(Dataset records)
┌──
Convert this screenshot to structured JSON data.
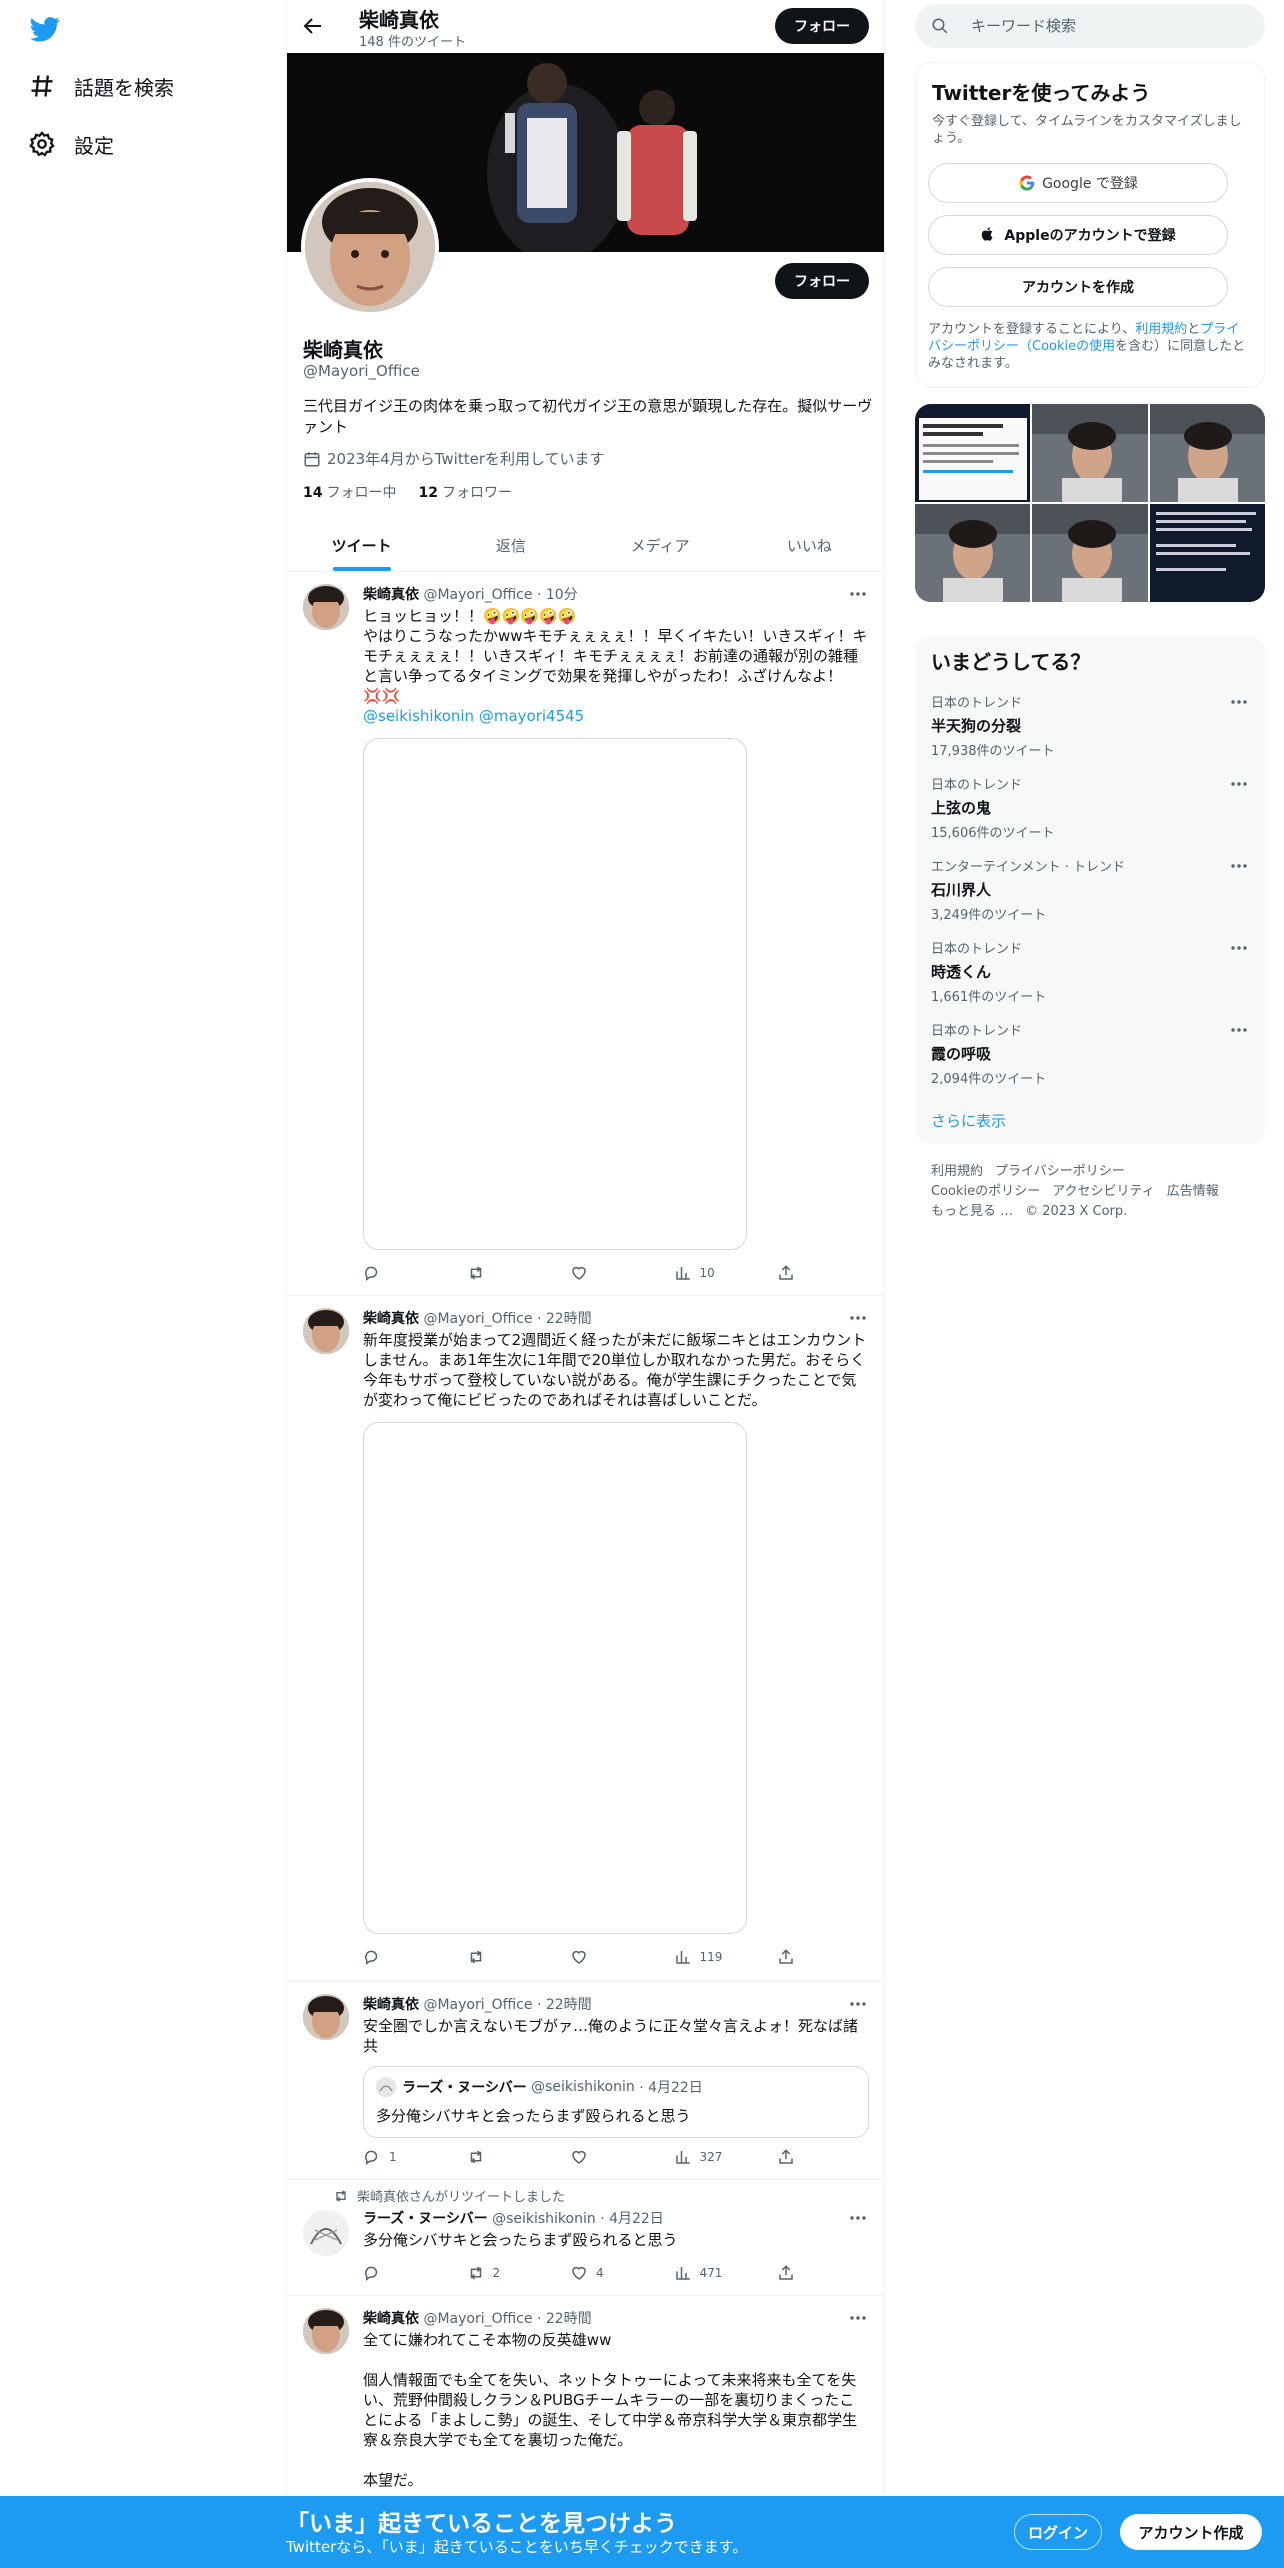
{
  "colors": {
    "accent": "#1d9bf0",
    "text": "#0f1419",
    "muted": "#536471",
    "button_dark": "#0f1419"
  },
  "nav": {
    "logo_icon": "twitter-bird-icon",
    "items": [
      {
        "label": "話題を検索",
        "icon": "hashtag-icon"
      },
      {
        "label": "設定",
        "icon": "gear-icon"
      }
    ]
  },
  "header": {
    "name": "柴崎真依",
    "tweet_count": "148 件のツイート",
    "follow_label": "フォロー"
  },
  "profile": {
    "name": "柴崎真依",
    "handle": "@Mayori_Office",
    "bio": "三代目ガイジ王の肉体を乗っ取って初代ガイジ王の意思が顕現した存在。擬似サーヴァント",
    "joined": "2023年4月からTwitterを利用しています",
    "following_count": "14",
    "following_label": "フォロー中",
    "followers_count": "12",
    "followers_label": "フォロワー",
    "follow_label": "フォロー"
  },
  "tabs": [
    "ツイート",
    "返信",
    "メディア",
    "いいね"
  ],
  "tweets": [
    {
      "name": "柴崎真依",
      "handle": "@Mayori_Office",
      "time": "· 10分",
      "text": "ヒョッヒョッ！！🤪🤪🤪🤪🤪\nやはりこうなったかwwキモチぇぇぇぇ！！早くイキたい！いきスギィ！キモチぇぇぇぇ！！いきスギィ！キモチぇぇぇぇ！お前達の通報が別の雑種と言い争ってるタイミングで効果を発揮しやがったわ！ふざけんなよ！💢💢",
      "mentions": "@seikishikonin @mayori4545",
      "reply_count": "",
      "retweet_count": "",
      "like_count": "",
      "view_count": "10"
    },
    {
      "name": "柴崎真依",
      "handle": "@Mayori_Office",
      "time": "· 22時間",
      "text": "新年度授業が始まって2週間近く経ったが未だに飯塚ニキとはエンカウントしません。まあ1年生次に1年間で20単位しか取れなかった男だ。おそらく今年もサボって登校していない説がある。俺が学生課にチクったことで気が変わって俺にビビったのであればそれは喜ばしいことだ。",
      "reply_count": "",
      "retweet_count": "",
      "like_count": "",
      "view_count": "119"
    },
    {
      "name": "柴崎真依",
      "handle": "@Mayori_Office",
      "time": "· 22時間",
      "text": "安全圏でしか言えないモブがァ…俺のように正々堂々言えよォ！死なば諸共",
      "quote": {
        "name": "ラーズ・ヌーシバー",
        "handle": "@seikishikonin",
        "time": "· 4月22日",
        "text": "多分俺シバサキと会ったらまず殴られると思う"
      },
      "reply_count": "1",
      "retweet_count": "",
      "like_count": "",
      "view_count": "327"
    },
    {
      "retweeted_by": "柴崎真依さんがリツイートしました",
      "name": "ラーズ・ヌーシバー",
      "handle": "@seikishikonin",
      "time": "· 4月22日",
      "text": "多分俺シバサキと会ったらまず殴られると思う",
      "reply_count": "",
      "retweet_count": "2",
      "like_count": "4",
      "view_count": "471"
    },
    {
      "name": "柴崎真依",
      "handle": "@Mayori_Office",
      "time": "· 22時間",
      "text": "全てに嫌われてこそ本物の反英雄ww\n\n個人情報面でも全てを失い、ネットタトゥーによって未来将来も全てを失い、荒野仲間殺しクラン＆PUBGチームキラーの一部を裏切りまくったことによる「まよしこ勢」の誕生、そして中学＆帝京科学大学＆東京都学生寮＆奈良大学でも全てを裏切った俺だ。\n\n本望だ。"
    }
  ],
  "search": {
    "placeholder": "キーワード検索"
  },
  "signup": {
    "title": "Twitterを使ってみよう",
    "subtitle": "今すぐ登録して、タイムラインをカスタマイズしましょう。",
    "google_label": "Google で登録",
    "apple_label": "Appleのアカウントで登録",
    "create_label": "アカウントを作成",
    "terms_prefix": "アカウントを登録することにより、",
    "terms_link": "利用規約",
    "terms_and": "と",
    "privacy_link": "プライバシーポリシー（Cookieの使用",
    "terms_suffix": "を含む）に同意したとみなされます。"
  },
  "trends": {
    "title": "いまどうしてる？",
    "items": [
      {
        "context": "日本のトレンド",
        "name": "半天狗の分裂",
        "count": "17,938件のツイート"
      },
      {
        "context": "日本のトレンド",
        "name": "上弦の鬼",
        "count": "15,606件のツイート"
      },
      {
        "context": "エンターテインメント · トレンド",
        "name": "石川界人",
        "count": "3,249件のツイート"
      },
      {
        "context": "日本のトレンド",
        "name": "時透くん",
        "count": "1,661件のツイート"
      },
      {
        "context": "日本のトレンド",
        "name": "霞の呼吸",
        "count": "2,094件のツイート"
      }
    ],
    "show_more": "さらに表示"
  },
  "footer": {
    "links": [
      "利用規約",
      "プライバシーポリシー",
      "Cookieのポリシー",
      "アクセシビリティ",
      "広告情報",
      "もっと見る …"
    ],
    "copyright": "© 2023 X Corp."
  },
  "bottombar": {
    "title": "「いま」起きていることを見つけよう",
    "subtitle": "Twitterなら、「いま」起きていることをいち早くチェックできます。",
    "login_label": "ログイン",
    "signup_label": "アカウント作成"
  }
}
└──
#### WHAT YOU WILL DO:
Copy out each line exactly, without the pictures.

#### WRITTEN ANSWER:
Convert this screenshot to structured JSON data.
{
  "colors": {
    "accent": "#1d9bf0",
    "text": "#0f1419",
    "muted": "#536471",
    "button_dark": "#0f1419"
  },
  "nav": {
    "logo_icon": "twitter-bird-icon",
    "items": [
      {
        "label": "話題を検索",
        "icon": "hashtag-icon"
      },
      {
        "label": "設定",
        "icon": "gear-icon"
      }
    ]
  },
  "header": {
    "name": "柴崎真依",
    "tweet_count": "148 件のツイート",
    "follow_label": "フォロー"
  },
  "profile": {
    "name": "柴崎真依",
    "handle": "@Mayori_Office",
    "bio": "三代目ガイジ王の肉体を乗っ取って初代ガイジ王の意思が顕現した存在。擬似サーヴァント",
    "joined": "2023年4月からTwitterを利用しています",
    "following_count": "14",
    "following_label": "フォロー中",
    "followers_count": "12",
    "followers_label": "フォロワー",
    "follow_label": "フォロー"
  },
  "tabs": [
    "ツイート",
    "返信",
    "メディア",
    "いいね"
  ],
  "tweets": [
    {
      "name": "柴崎真依",
      "handle": "@Mayori_Office",
      "time": "· 10分",
      "text": "ヒョッヒョッ！！🤪🤪🤪🤪🤪\nやはりこうなったかwwキモチぇぇぇぇ！！早くイキたい！いきスギィ！キモチぇぇぇぇ！！いきスギィ！キモチぇぇぇぇ！お前達の通報が別の雑種と言い争ってるタイミングで効果を発揮しやがったわ！ふざけんなよ！💢💢",
      "mentions": "@seikishikonin @mayori4545",
      "reply_count": "",
      "retweet_count": "",
      "like_count": "",
      "view_count": "10"
    },
    {
      "name": "柴崎真依",
      "handle": "@Mayori_Office",
      "time": "· 22時間",
      "text": "新年度授業が始まって2週間近く経ったが未だに飯塚ニキとはエンカウントしません。まあ1年生次に1年間で20単位しか取れなかった男だ。おそらく今年もサボって登校していない説がある。俺が学生課にチクったことで気が変わって俺にビビったのであればそれは喜ばしいことだ。",
      "reply_count": "",
      "retweet_count": "",
      "like_count": "",
      "view_count": "119"
    },
    {
      "name": "柴崎真依",
      "handle": "@Mayori_Office",
      "time": "· 22時間",
      "text": "安全圏でしか言えないモブがァ…俺のように正々堂々言えよォ！死なば諸共",
      "quote": {
        "name": "ラーズ・ヌーシバー",
        "handle": "@seikishikonin",
        "time": "· 4月22日",
        "text": "多分俺シバサキと会ったらまず殴られると思う"
      },
      "reply_count": "1",
      "retweet_count": "",
      "like_count": "",
      "view_count": "327"
    },
    {
      "retweeted_by": "柴崎真依さんがリツイートしました",
      "name": "ラーズ・ヌーシバー",
      "handle": "@seikishikonin",
      "time": "· 4月22日",
      "text": "多分俺シバサキと会ったらまず殴られると思う",
      "reply_count": "",
      "retweet_count": "2",
      "like_count": "4",
      "view_count": "471"
    },
    {
      "name": "柴崎真依",
      "handle": "@Mayori_Office",
      "time": "· 22時間",
      "text": "全てに嫌われてこそ本物の反英雄ww\n\n個人情報面でも全てを失い、ネットタトゥーによって未来将来も全てを失い、荒野仲間殺しクラン＆PUBGチームキラーの一部を裏切りまくったことによる「まよしこ勢」の誕生、そして中学＆帝京科学大学＆東京都学生寮＆奈良大学でも全てを裏切った俺だ。\n\n本望だ。"
    }
  ],
  "search": {
    "placeholder": "キーワード検索"
  },
  "signup": {
    "title": "Twitterを使ってみよう",
    "subtitle": "今すぐ登録して、タイムラインをカスタマイズしましょう。",
    "google_label": "Google で登録",
    "apple_label": "Appleのアカウントで登録",
    "create_label": "アカウントを作成",
    "terms_prefix": "アカウントを登録することにより、",
    "terms_link": "利用規約",
    "terms_and": "と",
    "privacy_link": "プライバシーポリシー（Cookieの使用",
    "terms_suffix": "を含む）に同意したとみなされます。"
  },
  "trends": {
    "title": "いまどうしてる？",
    "items": [
      {
        "context": "日本のトレンド",
        "name": "半天狗の分裂",
        "count": "17,938件のツイート"
      },
      {
        "context": "日本のトレンド",
        "name": "上弦の鬼",
        "count": "15,606件のツイート"
      },
      {
        "context": "エンターテインメント · トレンド",
        "name": "石川界人",
        "count": "3,249件のツイート"
      },
      {
        "context": "日本のトレンド",
        "name": "時透くん",
        "count": "1,661件のツイート"
      },
      {
        "context": "日本のトレンド",
        "name": "霞の呼吸",
        "count": "2,094件のツイート"
      }
    ],
    "show_more": "さらに表示"
  },
  "footer": {
    "links": [
      "利用規約",
      "プライバシーポリシー",
      "Cookieのポリシー",
      "アクセシビリティ",
      "広告情報",
      "もっと見る …"
    ],
    "copyright": "© 2023 X Corp."
  },
  "bottombar": {
    "title": "「いま」起きていることを見つけよう",
    "subtitle": "Twitterなら、「いま」起きていることをいち早くチェックできます。",
    "login_label": "ログイン",
    "signup_label": "アカウント作成"
  }
}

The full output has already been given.